WHAT YOU SHOULD DO: Give all the records below as a Markdown table with the columns No. and Entry, one row per nonblank line, numbered in order. Leave the pictures out of your answer.

start SUPPLIED DATA

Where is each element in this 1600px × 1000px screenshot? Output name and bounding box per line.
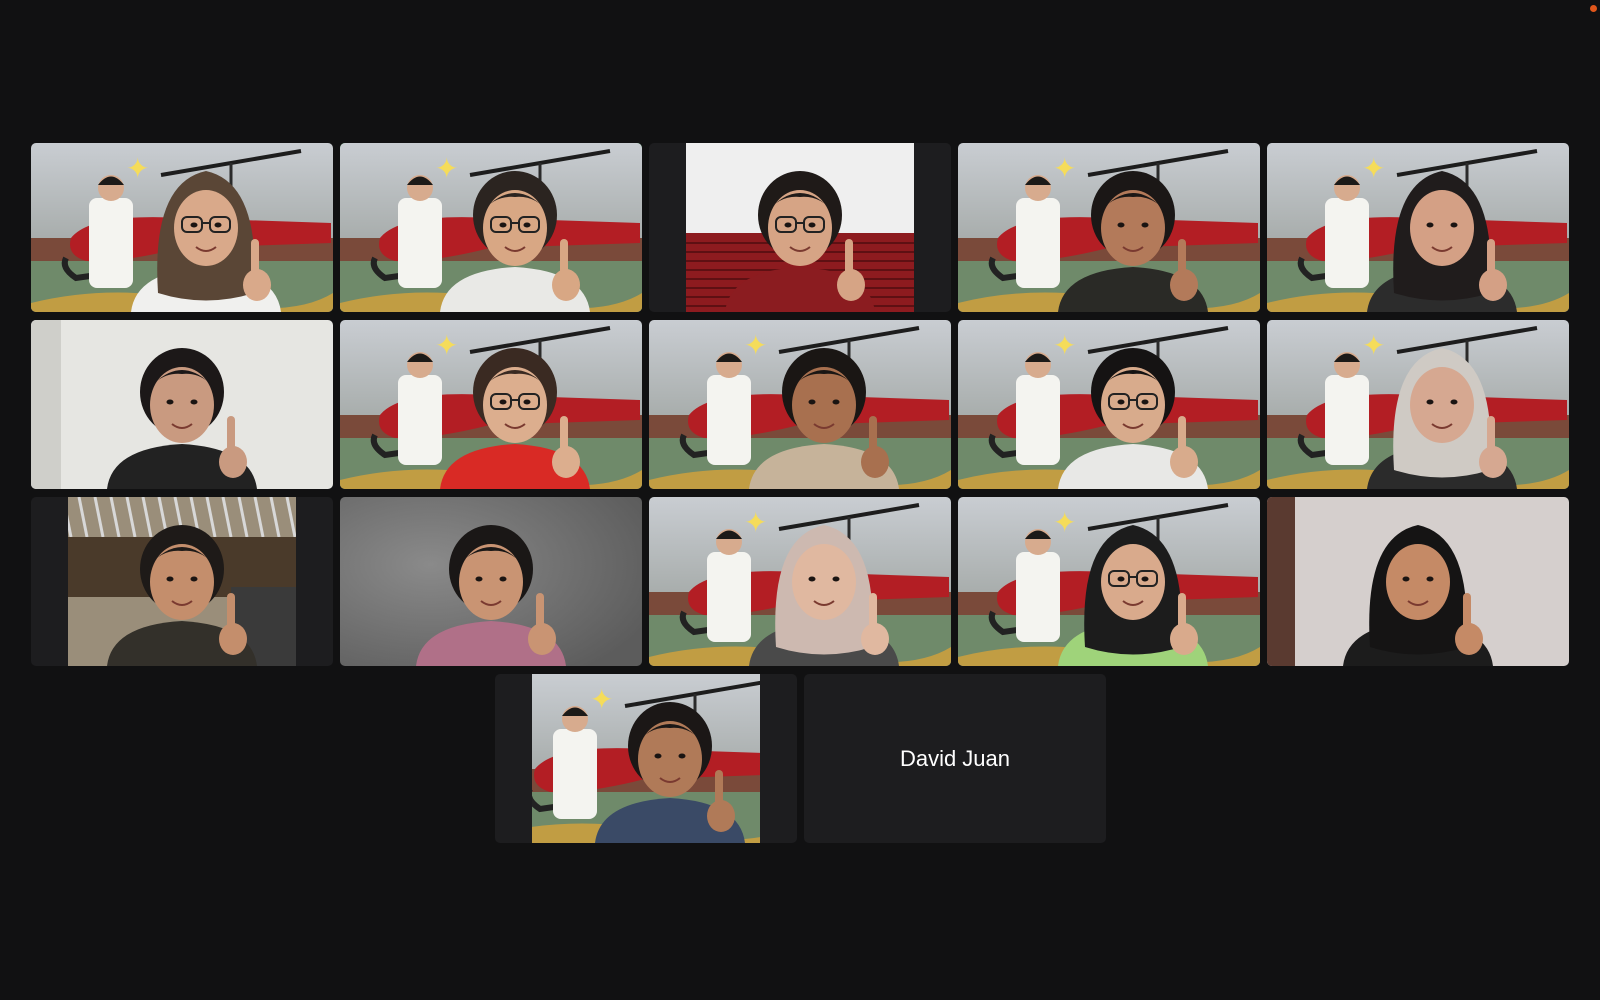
participant-video: ✦: [532, 674, 760, 843]
participant-tile[interactable]: ✦: [340, 320, 642, 489]
person-face: [150, 544, 214, 620]
recording-indicator-icon: [1590, 5, 1597, 12]
participant-video: ✦: [649, 320, 951, 489]
person-face: [638, 721, 702, 797]
participant-tile[interactable]: [340, 497, 642, 666]
participant-tile[interactable]: [31, 497, 333, 666]
hand: [1455, 623, 1483, 655]
participant-video: [31, 320, 333, 489]
sparkle-icon: ✦: [1362, 152, 1385, 185]
person-face: [1101, 367, 1165, 443]
sparkle-icon: ✦: [1053, 329, 1076, 362]
participant-video: [1267, 497, 1569, 666]
sparkle-icon: ✦: [126, 152, 149, 185]
sparkle-icon: ✦: [1053, 152, 1076, 185]
participant-tile-video-off[interactable]: David Juan: [804, 674, 1106, 843]
person-face: [483, 367, 547, 443]
participant-tile[interactable]: ✦: [1267, 143, 1569, 312]
hand: [552, 269, 580, 301]
participant-video: ✦: [958, 320, 1260, 489]
hand: [1170, 269, 1198, 301]
hand: [707, 800, 735, 832]
participant-tile[interactable]: [1267, 497, 1569, 666]
participant-tile-active-speaker[interactable]: ✦: [340, 143, 642, 312]
person-face: [1386, 544, 1450, 620]
sparkle-icon: ✦: [1362, 329, 1385, 362]
person-face: [1410, 190, 1474, 266]
participant-video: [340, 497, 642, 666]
hand: [219, 623, 247, 655]
participant-tile[interactable]: ✦: [1267, 320, 1569, 489]
person-face: [174, 190, 238, 266]
person-face: [792, 544, 856, 620]
sparkle-icon: ✦: [744, 506, 767, 539]
participant-video: ✦: [958, 497, 1260, 666]
hand: [861, 446, 889, 478]
participant-name: David Juan: [899, 745, 1011, 771]
sparkle-icon: ✦: [435, 152, 458, 185]
person-face: [1410, 367, 1474, 443]
sparkle-icon: ✦: [1053, 506, 1076, 539]
participant-tile[interactable]: ✦: [649, 497, 951, 666]
person-face: [150, 367, 214, 443]
person-face: [1101, 190, 1165, 266]
participant-tile[interactable]: ✦: [495, 674, 797, 843]
sparkle-icon: ✦: [435, 329, 458, 362]
sparkle-icon: ✦: [744, 329, 767, 362]
hand: [861, 623, 889, 655]
person-face: [483, 190, 547, 266]
hand: [243, 269, 271, 301]
participant-tile[interactable]: ✦: [958, 143, 1260, 312]
participant-video: ✦: [31, 143, 333, 312]
participant-video: ✦: [649, 497, 951, 666]
participant-video: ✦: [958, 143, 1260, 312]
hand: [552, 446, 580, 478]
participant-video: ✦: [340, 143, 642, 312]
participant-tile[interactable]: ✦: [31, 143, 333, 312]
hand: [528, 623, 556, 655]
person-face: [768, 190, 832, 266]
participant-tile[interactable]: ✦: [958, 320, 1260, 489]
participant-video: ✦: [340, 320, 642, 489]
hand: [837, 269, 865, 301]
hand: [1170, 446, 1198, 478]
person-face: [459, 544, 523, 620]
hand: [219, 446, 247, 478]
participant-tile[interactable]: [31, 320, 333, 489]
participant-video: [686, 143, 914, 312]
participant-tile[interactable]: ✦: [649, 320, 951, 489]
person-face: [792, 367, 856, 443]
hand: [1170, 623, 1198, 655]
participant-tile[interactable]: [649, 143, 951, 312]
hand: [1479, 269, 1507, 301]
participant-tile[interactable]: ✦: [958, 497, 1260, 666]
person-face: [1101, 544, 1165, 620]
participant-video: ✦: [1267, 320, 1569, 489]
video-gallery: ✦ ✦ ✦ ✦ ✦ ✦ ✦ ✦ ✦ ✦ ✦ David Juan: [0, 0, 1600, 1000]
participant-video: [68, 497, 296, 666]
participant-video: ✦: [1267, 143, 1569, 312]
sparkle-icon: ✦: [590, 683, 613, 716]
hand: [1479, 446, 1507, 478]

end SUPPLIED DATA

ANSWER TO THE EXERCISE:
| No. | Entry |
|---|---|
| 1 | Where is each element in this 1600px × 1000px screenshot? Output name and bounding box per line. |
| 2 | participant-video: ✦: [532, 674, 760, 843] |
| 3 | participant-tile[interactable]: ✦: [340, 320, 642, 489] |
| 4 | person-face: [150, 544, 214, 620] |
| 5 | recording-indicator-icon: [1590, 5, 1597, 12] |
| 6 | participant-video: ✦: [649, 320, 951, 489] |
| 7 | person-face: [638, 721, 702, 797] |
| 8 | participant-tile[interactable]: [340, 497, 642, 666] |
| 9 | participant-tile[interactable]: [31, 497, 333, 666] |
| 10 | hand: [1455, 623, 1483, 655] |
| 11 | participant-video: [31, 320, 333, 489] |
| 12 | sparkle-icon: ✦: [1362, 152, 1385, 185] |
| 13 | person-face: [1101, 367, 1165, 443] |
| 14 | sparkle-icon: ✦: [1053, 329, 1076, 362] |
| 15 | participant-video: [1267, 497, 1569, 666] |
| 16 | sparkle-icon: ✦: [126, 152, 149, 185] |
| 17 | sparkle-icon: ✦: [1053, 152, 1076, 185] |
| 18 | participant-tile-video-off[interactable]: David Juan: [804, 674, 1106, 843] |
| 19 | person-face: [483, 367, 547, 443] |
| 20 | participant-tile[interactable]: ✦: [1267, 143, 1569, 312] |
| 21 | hand: [552, 269, 580, 301] |
| 22 | participant-video: ✦: [958, 320, 1260, 489] |
| 23 | hand: [1170, 269, 1198, 301] |
| 24 | hand: [707, 800, 735, 832] |
| 25 | participant-tile[interactable]: [1267, 497, 1569, 666] |
| 26 | participant-tile-active-speaker[interactable]: ✦: [340, 143, 642, 312] |
| 27 | person-face: [1386, 544, 1450, 620] |
| 28 | sparkle-icon: ✦: [1362, 329, 1385, 362] |
| 29 | person-face: [1410, 190, 1474, 266] |
| 30 | participant-video: [340, 497, 642, 666] |
| 31 | hand: [219, 623, 247, 655] |
| 32 | participant-tile[interactable]: ✦: [1267, 320, 1569, 489] |
| 33 | person-face: [174, 190, 238, 266] |
| 34 | person-face: [792, 544, 856, 620] |
| 35 | sparkle-icon: ✦: [744, 506, 767, 539] |
| 36 | participant-video: ✦: [958, 497, 1260, 666] |
| 37 | hand: [861, 446, 889, 478] |
| 38 | participant-name: David Juan: [899, 745, 1011, 771] |
| 39 | sparkle-icon: ✦: [435, 152, 458, 185] |
| 40 | person-face: [1410, 367, 1474, 443] |
| 41 | sparkle-icon: ✦: [1053, 506, 1076, 539] |
| 42 | participant-tile[interactable]: ✦: [649, 497, 951, 666] |
| 43 | person-face: [150, 367, 214, 443] |
| 44 | person-face: [1101, 190, 1165, 266] |
| 45 | participant-tile[interactable]: ✦: [495, 674, 797, 843] |
| 46 | sparkle-icon: ✦: [435, 329, 458, 362] |
| 47 | sparkle-icon: ✦: [744, 329, 767, 362] |
| 48 | hand: [861, 623, 889, 655] |
| 49 | person-face: [483, 190, 547, 266] |
| 50 | hand: [243, 269, 271, 301] |
| 51 | participant-tile[interactable]: ✦: [958, 143, 1260, 312] |
| 52 | participant-video: ✦: [31, 143, 333, 312] |
| 53 | participant-video: ✦: [649, 497, 951, 666] |
| 54 | participant-video: ✦: [958, 143, 1260, 312] |
| 55 | hand: [552, 446, 580, 478] |
| 56 | participant-video: ✦: [340, 143, 642, 312] |
| 57 | participant-tile[interactable]: ✦: [31, 143, 333, 312] |
| 58 | hand: [528, 623, 556, 655] |
| 59 | person-face: [768, 190, 832, 266] |
| 60 | participant-tile[interactable]: ✦: [958, 320, 1260, 489] |
| 61 | participant-video: ✦: [340, 320, 642, 489] |
| 62 | hand: [837, 269, 865, 301] |
| 63 | hand: [1170, 446, 1198, 478] |
| 64 | person-face: [459, 544, 523, 620] |
| 65 | hand: [219, 446, 247, 478] |
| 66 | participant-tile[interactable]: [31, 320, 333, 489] |
| 67 | participant-video: [686, 143, 914, 312] |
| 68 | participant-tile[interactable]: ✦: [649, 320, 951, 489] |
| 69 | person-face: [792, 367, 856, 443] |
| 70 | hand: [1170, 623, 1198, 655] |
| 71 | participant-tile[interactable]: [649, 143, 951, 312] |
| 72 | hand: [1479, 269, 1507, 301] |
| 73 | participant-tile[interactable]: ✦: [958, 497, 1260, 666] |
| 74 | person-face: [1101, 544, 1165, 620] |
| 75 | participant-video: ✦: [1267, 320, 1569, 489] |
| 76 | video-gallery: ✦ ✦ ✦ ✦ ✦ ✦ ✦ ✦ ✦ ✦ ✦ David Juan: [0, 0, 1600, 1000] |
| 77 | participant-video: [68, 497, 296, 666] |
| 78 | participant-video: ✦: [1267, 143, 1569, 312] |
| 79 | sparkle-icon: ✦: [590, 683, 613, 716] |
| 80 | hand: [1479, 446, 1507, 478] |